**Dataset rows:**

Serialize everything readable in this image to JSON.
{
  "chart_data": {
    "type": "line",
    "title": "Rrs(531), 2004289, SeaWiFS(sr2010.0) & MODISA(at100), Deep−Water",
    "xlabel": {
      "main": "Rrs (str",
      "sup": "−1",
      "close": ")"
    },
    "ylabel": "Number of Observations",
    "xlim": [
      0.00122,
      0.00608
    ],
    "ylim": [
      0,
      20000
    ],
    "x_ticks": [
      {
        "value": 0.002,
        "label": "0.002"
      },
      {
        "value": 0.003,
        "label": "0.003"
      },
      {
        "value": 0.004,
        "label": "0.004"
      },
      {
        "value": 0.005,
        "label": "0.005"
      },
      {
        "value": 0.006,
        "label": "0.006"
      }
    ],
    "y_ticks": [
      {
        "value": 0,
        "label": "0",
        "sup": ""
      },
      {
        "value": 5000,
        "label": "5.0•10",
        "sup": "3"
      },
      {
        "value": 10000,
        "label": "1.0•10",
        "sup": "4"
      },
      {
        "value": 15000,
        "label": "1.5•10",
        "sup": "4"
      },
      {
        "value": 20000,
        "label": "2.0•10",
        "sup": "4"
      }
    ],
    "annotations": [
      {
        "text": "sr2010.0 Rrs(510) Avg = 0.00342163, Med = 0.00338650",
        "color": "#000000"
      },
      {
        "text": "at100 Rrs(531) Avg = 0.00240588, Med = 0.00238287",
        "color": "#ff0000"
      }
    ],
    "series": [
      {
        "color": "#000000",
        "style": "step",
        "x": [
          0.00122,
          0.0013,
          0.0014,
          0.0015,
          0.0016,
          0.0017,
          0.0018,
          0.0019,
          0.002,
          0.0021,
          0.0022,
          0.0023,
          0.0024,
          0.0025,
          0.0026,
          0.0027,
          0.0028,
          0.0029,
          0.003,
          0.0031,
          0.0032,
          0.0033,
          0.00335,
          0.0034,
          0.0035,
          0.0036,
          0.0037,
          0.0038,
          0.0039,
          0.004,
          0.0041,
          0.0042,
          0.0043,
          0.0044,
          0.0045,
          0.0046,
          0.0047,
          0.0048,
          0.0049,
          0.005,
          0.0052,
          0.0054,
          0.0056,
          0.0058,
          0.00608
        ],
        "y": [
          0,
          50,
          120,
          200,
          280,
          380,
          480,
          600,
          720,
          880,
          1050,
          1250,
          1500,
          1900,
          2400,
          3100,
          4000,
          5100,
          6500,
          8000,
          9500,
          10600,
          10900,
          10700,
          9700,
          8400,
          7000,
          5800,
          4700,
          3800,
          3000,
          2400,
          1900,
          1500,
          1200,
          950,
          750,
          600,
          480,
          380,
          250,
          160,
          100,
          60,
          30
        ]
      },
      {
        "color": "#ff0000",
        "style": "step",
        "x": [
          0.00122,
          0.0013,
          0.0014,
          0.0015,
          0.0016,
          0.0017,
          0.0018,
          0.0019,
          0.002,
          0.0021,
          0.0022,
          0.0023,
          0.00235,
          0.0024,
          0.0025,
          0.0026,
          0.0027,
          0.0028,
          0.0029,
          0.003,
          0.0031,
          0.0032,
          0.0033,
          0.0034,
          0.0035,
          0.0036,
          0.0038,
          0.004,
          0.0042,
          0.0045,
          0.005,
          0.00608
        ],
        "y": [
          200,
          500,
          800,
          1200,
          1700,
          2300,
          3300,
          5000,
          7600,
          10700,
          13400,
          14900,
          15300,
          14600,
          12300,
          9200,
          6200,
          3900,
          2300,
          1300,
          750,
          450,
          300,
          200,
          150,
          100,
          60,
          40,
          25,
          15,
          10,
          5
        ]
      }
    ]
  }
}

**Exercise:** Write the entire listing out again, word for word.

**Finished exercise:**
Serialize everything readable in this image to JSON.
{
  "chart_data": {
    "type": "line",
    "title": "Rrs(531), 2004289, SeaWiFS(sr2010.0) & MODISA(at100), Deep−Water",
    "xlabel": {
      "main": "Rrs (str",
      "sup": "−1",
      "close": ")"
    },
    "ylabel": "Number of Observations",
    "xlim": [
      0.00122,
      0.00608
    ],
    "ylim": [
      0,
      20000
    ],
    "x_ticks": [
      {
        "value": 0.002,
        "label": "0.002"
      },
      {
        "value": 0.003,
        "label": "0.003"
      },
      {
        "value": 0.004,
        "label": "0.004"
      },
      {
        "value": 0.005,
        "label": "0.005"
      },
      {
        "value": 0.006,
        "label": "0.006"
      }
    ],
    "y_ticks": [
      {
        "value": 0,
        "label": "0",
        "sup": ""
      },
      {
        "value": 5000,
        "label": "5.0•10",
        "sup": "3"
      },
      {
        "value": 10000,
        "label": "1.0•10",
        "sup": "4"
      },
      {
        "value": 15000,
        "label": "1.5•10",
        "sup": "4"
      },
      {
        "value": 20000,
        "label": "2.0•10",
        "sup": "4"
      }
    ],
    "annotations": [
      {
        "text": "sr2010.0 Rrs(510) Avg = 0.00342163, Med = 0.00338650",
        "color": "#000000"
      },
      {
        "text": "at100 Rrs(531) Avg = 0.00240588, Med = 0.00238287",
        "color": "#ff0000"
      }
    ],
    "series": [
      {
        "color": "#000000",
        "style": "step",
        "x": [
          0.00122,
          0.0013,
          0.0014,
          0.0015,
          0.0016,
          0.0017,
          0.0018,
          0.0019,
          0.002,
          0.0021,
          0.0022,
          0.0023,
          0.0024,
          0.0025,
          0.0026,
          0.0027,
          0.0028,
          0.0029,
          0.003,
          0.0031,
          0.0032,
          0.0033,
          0.00335,
          0.0034,
          0.0035,
          0.0036,
          0.0037,
          0.0038,
          0.0039,
          0.004,
          0.0041,
          0.0042,
          0.0043,
          0.0044,
          0.0045,
          0.0046,
          0.0047,
          0.0048,
          0.0049,
          0.005,
          0.0052,
          0.0054,
          0.0056,
          0.0058,
          0.00608
        ],
        "y": [
          0,
          50,
          120,
          200,
          280,
          380,
          480,
          600,
          720,
          880,
          1050,
          1250,
          1500,
          1900,
          2400,
          3100,
          4000,
          5100,
          6500,
          8000,
          9500,
          10600,
          10900,
          10700,
          9700,
          8400,
          7000,
          5800,
          4700,
          3800,
          3000,
          2400,
          1900,
          1500,
          1200,
          950,
          750,
          600,
          480,
          380,
          250,
          160,
          100,
          60,
          30
        ]
      },
      {
        "color": "#ff0000",
        "style": "step",
        "x": [
          0.00122,
          0.0013,
          0.0014,
          0.0015,
          0.0016,
          0.0017,
          0.0018,
          0.0019,
          0.002,
          0.0021,
          0.0022,
          0.0023,
          0.00235,
          0.0024,
          0.0025,
          0.0026,
          0.0027,
          0.0028,
          0.0029,
          0.003,
          0.0031,
          0.0032,
          0.0033,
          0.0034,
          0.0035,
          0.0036,
          0.0038,
          0.004,
          0.0042,
          0.0045,
          0.005,
          0.00608
        ],
        "y": [
          200,
          500,
          800,
          1200,
          1700,
          2300,
          3300,
          5000,
          7600,
          10700,
          13400,
          14900,
          15300,
          14600,
          12300,
          9200,
          6200,
          3900,
          2300,
          1300,
          750,
          450,
          300,
          200,
          150,
          100,
          60,
          40,
          25,
          15,
          10,
          5
        ]
      }
    ]
  }
}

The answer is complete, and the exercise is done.